(Data listing)
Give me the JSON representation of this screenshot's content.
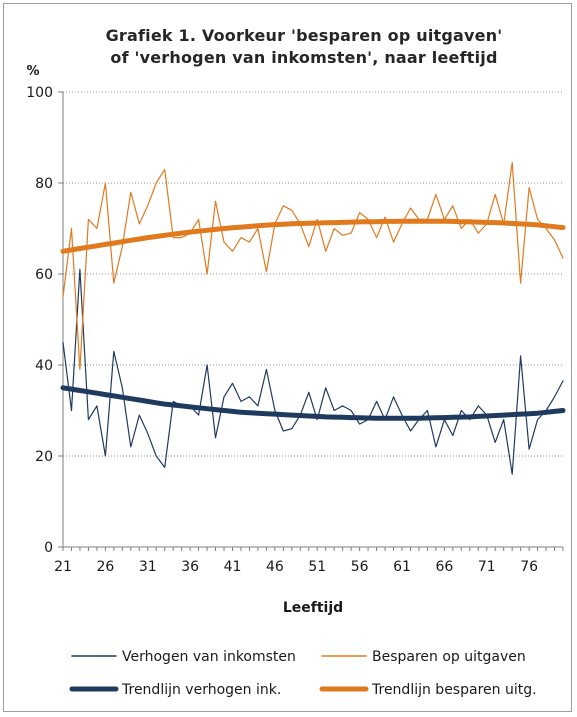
{
  "chart_data": {
    "type": "line",
    "title_line1": "Grafiek 1. Voorkeur 'besparen op uitgaven'",
    "title_line2": "of 'verhogen van inkomsten', naar leeftijd",
    "unit_label": "%",
    "xlabel": "Leeftijd",
    "ylabel": "",
    "ylim": [
      0,
      100
    ],
    "yticks": [
      0,
      20,
      40,
      60,
      80,
      100
    ],
    "xlim": [
      21,
      80
    ],
    "xticks": [
      21,
      26,
      31,
      36,
      41,
      46,
      51,
      56,
      61,
      66,
      71,
      76
    ],
    "grid": "horizontal dotted",
    "legend_placement": "bottom",
    "x": [
      21,
      22,
      23,
      24,
      25,
      26,
      27,
      28,
      29,
      30,
      31,
      32,
      33,
      34,
      35,
      36,
      37,
      38,
      39,
      40,
      41,
      42,
      43,
      44,
      45,
      46,
      47,
      48,
      49,
      50,
      51,
      52,
      53,
      54,
      55,
      56,
      57,
      58,
      59,
      60,
      61,
      62,
      63,
      64,
      65,
      66,
      67,
      68,
      69,
      70,
      71,
      72,
      73,
      74,
      75,
      76,
      77,
      78,
      79,
      80
    ],
    "series": [
      {
        "name": "Verhogen van inkomsten",
        "color": "#1f3a5f",
        "style": "thin",
        "values": [
          45,
          30,
          61,
          28,
          31,
          20,
          43,
          35,
          22,
          29,
          25,
          20,
          17.5,
          32,
          31,
          31,
          29,
          40,
          24,
          33,
          36,
          32,
          33,
          31,
          39,
          30,
          25.5,
          26,
          29,
          34,
          28,
          35,
          30,
          31,
          30,
          27,
          28,
          32,
          28,
          33,
          29,
          25.5,
          28,
          30,
          22,
          28,
          24.5,
          30,
          28,
          31,
          29,
          23,
          28,
          16,
          42,
          21.5,
          28,
          30,
          33,
          36.5
        ]
      },
      {
        "name": "Besparen op uitgaven",
        "color": "#e07a1f",
        "style": "thin",
        "values": [
          55,
          70,
          39,
          72,
          70,
          80,
          58,
          66,
          78,
          71,
          75,
          80,
          83,
          68,
          68,
          69,
          72,
          60,
          76,
          67,
          65,
          68,
          67,
          70,
          60.5,
          71,
          75,
          74,
          71,
          66,
          72,
          65,
          70,
          68.5,
          69,
          73.5,
          72,
          68,
          72.5,
          67,
          71,
          74.5,
          72,
          72,
          77.5,
          72,
          75,
          70,
          72,
          69,
          71,
          77.5,
          71,
          84.5,
          58,
          79,
          72,
          70,
          67.5,
          63.5
        ]
      },
      {
        "name": "Trendlijn verhogen ink.",
        "color": "#1f3a5f",
        "style": "thick",
        "values": [
          35,
          34.7,
          34.4,
          34.1,
          33.8,
          33.5,
          33.2,
          32.9,
          32.6,
          32.3,
          32,
          31.7,
          31.4,
          31.2,
          31,
          30.8,
          30.6,
          30.4,
          30.2,
          30,
          29.8,
          29.6,
          29.5,
          29.4,
          29.3,
          29.2,
          29.1,
          29,
          28.9,
          28.8,
          28.7,
          28.6,
          28.55,
          28.5,
          28.45,
          28.4,
          28.35,
          28.3,
          28.3,
          28.3,
          28.3,
          28.3,
          28.3,
          28.35,
          28.4,
          28.45,
          28.5,
          28.55,
          28.6,
          28.7,
          28.8,
          28.9,
          29,
          29.1,
          29.2,
          29.3,
          29.4,
          29.6,
          29.8,
          30
        ]
      },
      {
        "name": "Trendlijn besparen uitg.",
        "color": "#e07a1f",
        "style": "thick",
        "values": [
          65,
          65.3,
          65.6,
          65.9,
          66.2,
          66.5,
          66.8,
          67.1,
          67.4,
          67.7,
          68,
          68.25,
          68.5,
          68.75,
          69,
          69.2,
          69.4,
          69.6,
          69.8,
          70,
          70.15,
          70.3,
          70.45,
          70.6,
          70.75,
          70.85,
          70.95,
          71.05,
          71.1,
          71.15,
          71.2,
          71.25,
          71.3,
          71.35,
          71.4,
          71.45,
          71.5,
          71.5,
          71.55,
          71.55,
          71.6,
          71.6,
          71.6,
          71.6,
          71.6,
          71.6,
          71.55,
          71.5,
          71.45,
          71.4,
          71.35,
          71.3,
          71.2,
          71.1,
          71,
          70.9,
          70.8,
          70.6,
          70.4,
          70.2
        ]
      }
    ]
  },
  "legend": [
    {
      "label": "Verhogen van inkomsten",
      "color": "#1f3a5f",
      "style": "thin"
    },
    {
      "label": "Besparen op uitgaven",
      "color": "#e07a1f",
      "style": "thin"
    },
    {
      "label": "Trendlijn verhogen ink.",
      "color": "#1f3a5f",
      "style": "thick"
    },
    {
      "label": "Trendlijn besparen uitg.",
      "color": "#e07a1f",
      "style": "thick"
    }
  ]
}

## What the exercise asks
Quote the data above in full, leaving out the pictures it holds.

## Solution below
Give me the JSON representation of this screenshot's content.
{
  "chart_data": {
    "type": "line",
    "title_line1": "Grafiek 1. Voorkeur 'besparen op uitgaven'",
    "title_line2": "of 'verhogen van inkomsten', naar leeftijd",
    "unit_label": "%",
    "xlabel": "Leeftijd",
    "ylabel": "",
    "ylim": [
      0,
      100
    ],
    "yticks": [
      0,
      20,
      40,
      60,
      80,
      100
    ],
    "xlim": [
      21,
      80
    ],
    "xticks": [
      21,
      26,
      31,
      36,
      41,
      46,
      51,
      56,
      61,
      66,
      71,
      76
    ],
    "grid": "horizontal dotted",
    "legend_placement": "bottom",
    "x": [
      21,
      22,
      23,
      24,
      25,
      26,
      27,
      28,
      29,
      30,
      31,
      32,
      33,
      34,
      35,
      36,
      37,
      38,
      39,
      40,
      41,
      42,
      43,
      44,
      45,
      46,
      47,
      48,
      49,
      50,
      51,
      52,
      53,
      54,
      55,
      56,
      57,
      58,
      59,
      60,
      61,
      62,
      63,
      64,
      65,
      66,
      67,
      68,
      69,
      70,
      71,
      72,
      73,
      74,
      75,
      76,
      77,
      78,
      79,
      80
    ],
    "series": [
      {
        "name": "Verhogen van inkomsten",
        "color": "#1f3a5f",
        "style": "thin",
        "values": [
          45,
          30,
          61,
          28,
          31,
          20,
          43,
          35,
          22,
          29,
          25,
          20,
          17.5,
          32,
          31,
          31,
          29,
          40,
          24,
          33,
          36,
          32,
          33,
          31,
          39,
          30,
          25.5,
          26,
          29,
          34,
          28,
          35,
          30,
          31,
          30,
          27,
          28,
          32,
          28,
          33,
          29,
          25.5,
          28,
          30,
          22,
          28,
          24.5,
          30,
          28,
          31,
          29,
          23,
          28,
          16,
          42,
          21.5,
          28,
          30,
          33,
          36.5
        ]
      },
      {
        "name": "Besparen op uitgaven",
        "color": "#e07a1f",
        "style": "thin",
        "values": [
          55,
          70,
          39,
          72,
          70,
          80,
          58,
          66,
          78,
          71,
          75,
          80,
          83,
          68,
          68,
          69,
          72,
          60,
          76,
          67,
          65,
          68,
          67,
          70,
          60.5,
          71,
          75,
          74,
          71,
          66,
          72,
          65,
          70,
          68.5,
          69,
          73.5,
          72,
          68,
          72.5,
          67,
          71,
          74.5,
          72,
          72,
          77.5,
          72,
          75,
          70,
          72,
          69,
          71,
          77.5,
          71,
          84.5,
          58,
          79,
          72,
          70,
          67.5,
          63.5
        ]
      },
      {
        "name": "Trendlijn verhogen ink.",
        "color": "#1f3a5f",
        "style": "thick",
        "values": [
          35,
          34.7,
          34.4,
          34.1,
          33.8,
          33.5,
          33.2,
          32.9,
          32.6,
          32.3,
          32,
          31.7,
          31.4,
          31.2,
          31,
          30.8,
          30.6,
          30.4,
          30.2,
          30,
          29.8,
          29.6,
          29.5,
          29.4,
          29.3,
          29.2,
          29.1,
          29,
          28.9,
          28.8,
          28.7,
          28.6,
          28.55,
          28.5,
          28.45,
          28.4,
          28.35,
          28.3,
          28.3,
          28.3,
          28.3,
          28.3,
          28.3,
          28.35,
          28.4,
          28.45,
          28.5,
          28.55,
          28.6,
          28.7,
          28.8,
          28.9,
          29,
          29.1,
          29.2,
          29.3,
          29.4,
          29.6,
          29.8,
          30
        ]
      },
      {
        "name": "Trendlijn besparen uitg.",
        "color": "#e07a1f",
        "style": "thick",
        "values": [
          65,
          65.3,
          65.6,
          65.9,
          66.2,
          66.5,
          66.8,
          67.1,
          67.4,
          67.7,
          68,
          68.25,
          68.5,
          68.75,
          69,
          69.2,
          69.4,
          69.6,
          69.8,
          70,
          70.15,
          70.3,
          70.45,
          70.6,
          70.75,
          70.85,
          70.95,
          71.05,
          71.1,
          71.15,
          71.2,
          71.25,
          71.3,
          71.35,
          71.4,
          71.45,
          71.5,
          71.5,
          71.55,
          71.55,
          71.6,
          71.6,
          71.6,
          71.6,
          71.6,
          71.6,
          71.55,
          71.5,
          71.45,
          71.4,
          71.35,
          71.3,
          71.2,
          71.1,
          71,
          70.9,
          70.8,
          70.6,
          70.4,
          70.2
        ]
      }
    ]
  },
  "legend": [
    {
      "label": "Verhogen van inkomsten",
      "color": "#1f3a5f",
      "style": "thin"
    },
    {
      "label": "Besparen op uitgaven",
      "color": "#e07a1f",
      "style": "thin"
    },
    {
      "label": "Trendlijn verhogen ink.",
      "color": "#1f3a5f",
      "style": "thick"
    },
    {
      "label": "Trendlijn besparen uitg.",
      "color": "#e07a1f",
      "style": "thick"
    }
  ]
}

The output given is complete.